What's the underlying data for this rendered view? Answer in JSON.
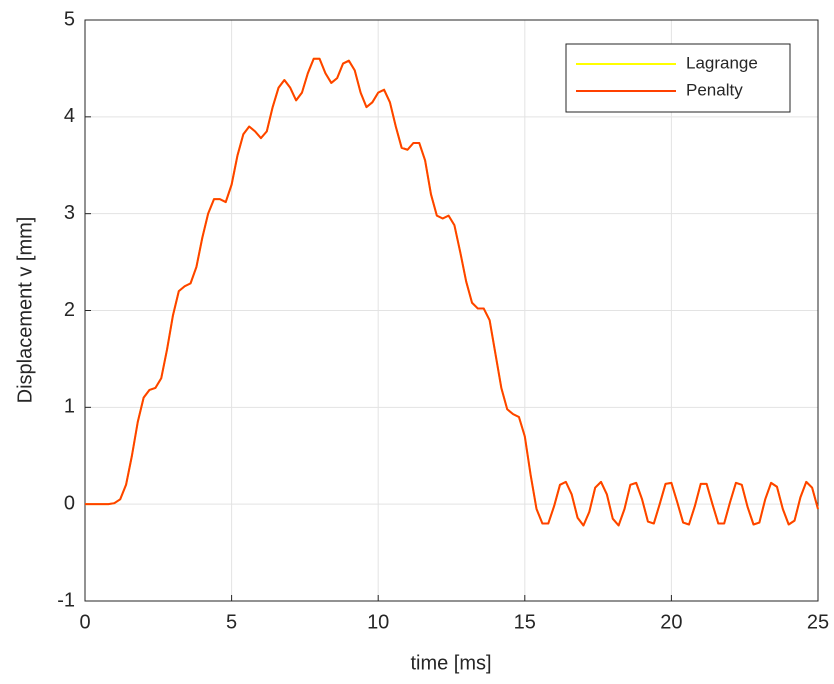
{
  "chart_data": {
    "type": "line",
    "xlabel": "time [ms]",
    "ylabel": "Displacement v [mm]",
    "xlim": [
      0,
      25
    ],
    "ylim": [
      -1,
      5
    ],
    "xticks": [
      0,
      5,
      10,
      15,
      20,
      25
    ],
    "yticks": [
      -1,
      0,
      1,
      2,
      3,
      4,
      5
    ],
    "grid": true,
    "legend": "upper right",
    "x": [
      0,
      0.2,
      0.4,
      0.6,
      0.8,
      1,
      1.2,
      1.4,
      1.6,
      1.8,
      2,
      2.2,
      2.4,
      2.6,
      2.8,
      3,
      3.2,
      3.4,
      3.6,
      3.8,
      4,
      4.2,
      4.4,
      4.6,
      4.8,
      5,
      5.2,
      5.4,
      5.6,
      5.8,
      6,
      6.2,
      6.4,
      6.6,
      6.8,
      7,
      7.2,
      7.4,
      7.6,
      7.8,
      8,
      8.2,
      8.4,
      8.6,
      8.8,
      9,
      9.2,
      9.4,
      9.6,
      9.8,
      10,
      10.2,
      10.4,
      10.6,
      10.8,
      11,
      11.2,
      11.4,
      11.6,
      11.8,
      12,
      12.2,
      12.4,
      12.6,
      12.8,
      13,
      13.2,
      13.4,
      13.6,
      13.8,
      14,
      14.2,
      14.4,
      14.6,
      14.8,
      15,
      15.2,
      15.4,
      15.6,
      15.8,
      16,
      16.2,
      16.4,
      16.6,
      16.8,
      17,
      17.2,
      17.4,
      17.6,
      17.8,
      18,
      18.2,
      18.4,
      18.6,
      18.8,
      19,
      19.2,
      19.4,
      19.6,
      19.8,
      20,
      20.2,
      20.4,
      20.6,
      20.8,
      21,
      21.2,
      21.4,
      21.6,
      21.8,
      22,
      22.2,
      22.4,
      22.6,
      22.8,
      23,
      23.2,
      23.4,
      23.6,
      23.8,
      24,
      24.2,
      24.4,
      24.6,
      24.8,
      25
    ],
    "series": [
      {
        "name": "Lagrange",
        "color": "#ffff00",
        "values": [
          0,
          0,
          0,
          0,
          0,
          0.01,
          0.05,
          0.2,
          0.5,
          0.85,
          1.1,
          1.18,
          1.2,
          1.3,
          1.6,
          1.95,
          2.2,
          2.25,
          2.28,
          2.45,
          2.75,
          3.0,
          3.15,
          3.15,
          3.12,
          3.3,
          3.6,
          3.82,
          3.9,
          3.85,
          3.78,
          3.85,
          4.1,
          4.3,
          4.38,
          4.3,
          4.17,
          4.25,
          4.45,
          4.6,
          4.6,
          4.45,
          4.35,
          4.4,
          4.55,
          4.58,
          4.48,
          4.25,
          4.1,
          4.15,
          4.25,
          4.28,
          4.15,
          3.9,
          3.68,
          3.66,
          3.73,
          3.73,
          3.55,
          3.2,
          2.98,
          2.95,
          2.98,
          2.88,
          2.6,
          2.3,
          2.08,
          2.02,
          2.02,
          1.9,
          1.55,
          1.2,
          0.98,
          0.93,
          0.9,
          0.7,
          0.3,
          -0.05,
          -0.2,
          -0.2,
          -0.02,
          0.2,
          0.23,
          0.1,
          -0.14,
          -0.22,
          -0.08,
          0.17,
          0.23,
          0.1,
          -0.15,
          -0.22,
          -0.05,
          0.2,
          0.22,
          0.05,
          -0.18,
          -0.2,
          0,
          0.21,
          0.22,
          0.02,
          -0.19,
          -0.21,
          -0.02,
          0.21,
          0.21,
          0,
          -0.2,
          -0.2,
          0.02,
          0.22,
          0.2,
          -0.03,
          -0.21,
          -0.19,
          0.05,
          0.22,
          0.18,
          -0.05,
          -0.21,
          -0.17,
          0.07,
          0.23,
          0.17,
          -0.05
        ]
      },
      {
        "name": "Penalty",
        "color": "#ff4000",
        "values": [
          0,
          0,
          0,
          0,
          0,
          0.01,
          0.05,
          0.2,
          0.5,
          0.85,
          1.1,
          1.18,
          1.2,
          1.3,
          1.6,
          1.95,
          2.2,
          2.25,
          2.28,
          2.45,
          2.75,
          3.0,
          3.15,
          3.15,
          3.12,
          3.3,
          3.6,
          3.82,
          3.9,
          3.85,
          3.78,
          3.85,
          4.1,
          4.3,
          4.38,
          4.3,
          4.17,
          4.25,
          4.45,
          4.6,
          4.6,
          4.45,
          4.35,
          4.4,
          4.55,
          4.58,
          4.48,
          4.25,
          4.1,
          4.15,
          4.25,
          4.28,
          4.15,
          3.9,
          3.68,
          3.66,
          3.73,
          3.73,
          3.55,
          3.2,
          2.98,
          2.95,
          2.98,
          2.88,
          2.6,
          2.3,
          2.08,
          2.02,
          2.02,
          1.9,
          1.55,
          1.2,
          0.98,
          0.93,
          0.9,
          0.7,
          0.3,
          -0.05,
          -0.2,
          -0.2,
          -0.02,
          0.2,
          0.23,
          0.1,
          -0.14,
          -0.22,
          -0.08,
          0.17,
          0.23,
          0.1,
          -0.15,
          -0.22,
          -0.05,
          0.2,
          0.22,
          0.05,
          -0.18,
          -0.2,
          0,
          0.21,
          0.22,
          0.02,
          -0.19,
          -0.21,
          -0.02,
          0.21,
          0.21,
          0,
          -0.2,
          -0.2,
          0.02,
          0.22,
          0.2,
          -0.03,
          -0.21,
          -0.19,
          0.05,
          0.22,
          0.18,
          -0.05,
          -0.21,
          -0.17,
          0.07,
          0.23,
          0.17,
          -0.05
        ]
      }
    ]
  }
}
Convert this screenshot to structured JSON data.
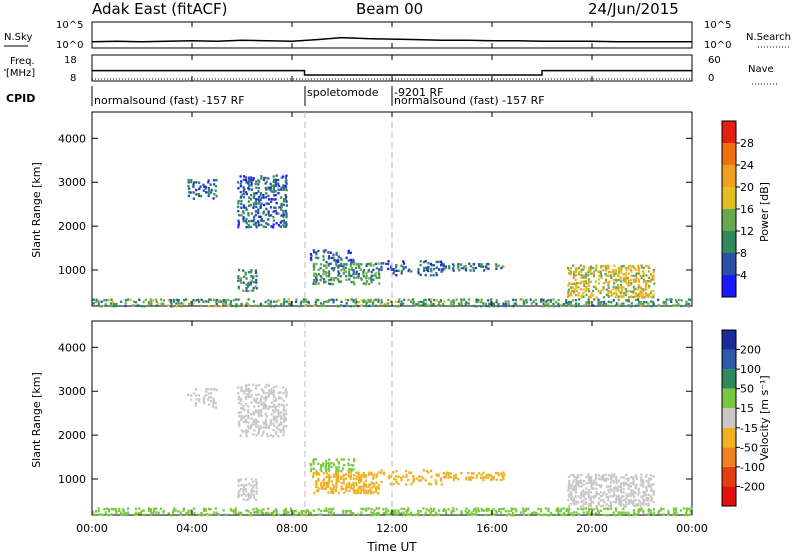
{
  "header": {
    "radar_title": "Adak East (fitACF)",
    "beam": "Beam 00",
    "date": "24/Jun/2015"
  },
  "nsky_panel": {
    "left_label": "N.Sky",
    "right_label": "N.Search",
    "left_ticks": [
      "10^5",
      "10^0"
    ],
    "right_ticks": [
      "10^5",
      "10^0"
    ]
  },
  "freq_panel": {
    "left_label_line1": "Freq.",
    "left_label_line2": "[MHz]",
    "right_label": "Nave",
    "left_ticks": [
      "18",
      "8"
    ],
    "right_ticks": [
      "60",
      "0"
    ]
  },
  "cpid": {
    "label": "CPID",
    "segments": [
      {
        "start_hour": 0,
        "text": "normalsound (fast) -157 RF"
      },
      {
        "start_hour": 8.5,
        "text": "spoletomode"
      },
      {
        "start_hour": 12,
        "text": "-9201 RF"
      },
      {
        "start_hour": 12,
        "text": "normalsound (fast) -157 RF"
      }
    ]
  },
  "x_axis": {
    "label": "Time UT",
    "ticks": [
      "00:00",
      "04:00",
      "08:00",
      "12:00",
      "16:00",
      "20:00",
      "00:00"
    ]
  },
  "y_axis": {
    "label": "Slant Range [km]",
    "ticks": [
      "1000",
      "2000",
      "3000",
      "4000"
    ]
  },
  "power_scale": {
    "label": "Power [dB]",
    "ticks": [
      "4",
      "8",
      "12",
      "16",
      "20",
      "24",
      "28"
    ],
    "colors": [
      "#1a1aff",
      "#2a4fa8",
      "#2e8a5a",
      "#6aa84f",
      "#e0c020",
      "#f0a020",
      "#f07010",
      "#e02010"
    ]
  },
  "velocity_scale": {
    "label": "Velocity [m s⁻¹]",
    "ticks": [
      "200",
      "100",
      "50",
      "15",
      "-15",
      "-50",
      "-100",
      "-200"
    ],
    "colors": [
      "#1a2a9a",
      "#2a5aaa",
      "#2e8a5a",
      "#7ac840",
      "#c8c8c8",
      "#f0b020",
      "#f08020",
      "#e04010",
      "#e01010"
    ]
  },
  "chart_data": [
    {
      "type": "line",
      "title": "N.Sky / N.Search",
      "x": [
        0,
        1,
        2,
        3,
        4,
        5,
        6,
        7,
        8,
        9,
        10,
        11,
        12,
        13,
        14,
        15,
        16,
        17,
        18,
        19,
        20,
        21,
        22,
        23,
        24
      ],
      "series": [
        {
          "name": "N.Sky",
          "values": [
            1.2,
            1.3,
            1.2,
            1.3,
            1.4,
            1.3,
            1.5,
            1.4,
            1.3,
            1.6,
            2.0,
            1.8,
            1.7,
            1.6,
            1.5,
            1.5,
            1.4,
            1.4,
            1.3,
            1.3,
            1.3,
            1.2,
            1.2,
            1.2,
            1.2
          ]
        }
      ],
      "xlim": [
        0,
        24
      ]
    },
    {
      "type": "line",
      "title": "Freq. [MHz] / Nave",
      "x": [
        0,
        8.5,
        8.5,
        18,
        18,
        24
      ],
      "series": [
        {
          "name": "Freq.",
          "values": [
            12,
            12,
            10.3,
            10.3,
            12,
            12
          ]
        },
        {
          "name": "Nave",
          "values": [
            8,
            8,
            8,
            8,
            8,
            8
          ]
        }
      ],
      "xlim": [
        0,
        24
      ],
      "ylim": [
        8,
        18
      ]
    },
    {
      "type": "heatmap",
      "title": "Power [dB]",
      "xlabel": "Time UT",
      "ylabel": "Slant Range [km]",
      "xlim": [
        0,
        24
      ],
      "ylim": [
        180,
        4600
      ],
      "regions": [
        {
          "t0": 3.8,
          "t1": 5.0,
          "r0": 2650,
          "r1": 3100,
          "value": 6,
          "density": 0.35
        },
        {
          "t0": 5.8,
          "t1": 7.8,
          "r0": 2000,
          "r1": 3200,
          "value": 7,
          "density": 0.45
        },
        {
          "t0": 5.8,
          "t1": 6.6,
          "r0": 550,
          "r1": 1050,
          "value": 10,
          "density": 0.55
        },
        {
          "t0": 8.7,
          "t1": 10.5,
          "r0": 1200,
          "r1": 1500,
          "value": 6,
          "density": 0.35
        },
        {
          "t0": 8.8,
          "t1": 11.5,
          "r0": 700,
          "r1": 1200,
          "value": 11,
          "density": 0.55
        },
        {
          "t0": 11.5,
          "t1": 14.0,
          "r0": 900,
          "r1": 1250,
          "value": 7,
          "density": 0.3
        },
        {
          "t0": 14.0,
          "t1": 16.5,
          "r0": 1000,
          "r1": 1200,
          "value": 8,
          "density": 0.5
        },
        {
          "t0": 19.0,
          "t1": 22.5,
          "r0": 400,
          "r1": 1150,
          "value": 18,
          "density": 0.55
        },
        {
          "t0": 0.0,
          "t1": 24.0,
          "r0": 200,
          "r1": 380,
          "value": 12,
          "density": 0.45
        }
      ]
    },
    {
      "type": "heatmap",
      "title": "Velocity [m s⁻¹]",
      "xlabel": "Time UT",
      "ylabel": "Slant Range [km]",
      "xlim": [
        0,
        24
      ],
      "ylim": [
        180,
        4600
      ],
      "regions": [
        {
          "t0": 3.8,
          "t1": 5.0,
          "r0": 2650,
          "r1": 3100,
          "value": 0,
          "density": 0.35
        },
        {
          "t0": 5.8,
          "t1": 7.8,
          "r0": 2000,
          "r1": 3200,
          "value": 0,
          "density": 0.45
        },
        {
          "t0": 5.8,
          "t1": 6.6,
          "r0": 550,
          "r1": 1050,
          "value": 0,
          "density": 0.55
        },
        {
          "t0": 8.7,
          "t1": 10.5,
          "r0": 1200,
          "r1": 1500,
          "value": 40,
          "density": 0.45
        },
        {
          "t0": 8.8,
          "t1": 11.5,
          "r0": 700,
          "r1": 1200,
          "value": -40,
          "density": 0.55
        },
        {
          "t0": 11.5,
          "t1": 14.0,
          "r0": 900,
          "r1": 1250,
          "value": -30,
          "density": 0.3
        },
        {
          "t0": 14.0,
          "t1": 16.5,
          "r0": 1000,
          "r1": 1200,
          "value": -20,
          "density": 0.5
        },
        {
          "t0": 19.0,
          "t1": 22.5,
          "r0": 400,
          "r1": 1150,
          "value": 0,
          "density": 0.55
        },
        {
          "t0": 0.0,
          "t1": 24.0,
          "r0": 200,
          "r1": 380,
          "value": 20,
          "density": 0.45
        }
      ]
    }
  ]
}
|---|
Task brief:
Go through the listing above and report how many of its lines contain the word "name", with only the number as output.

Answer for the task:
5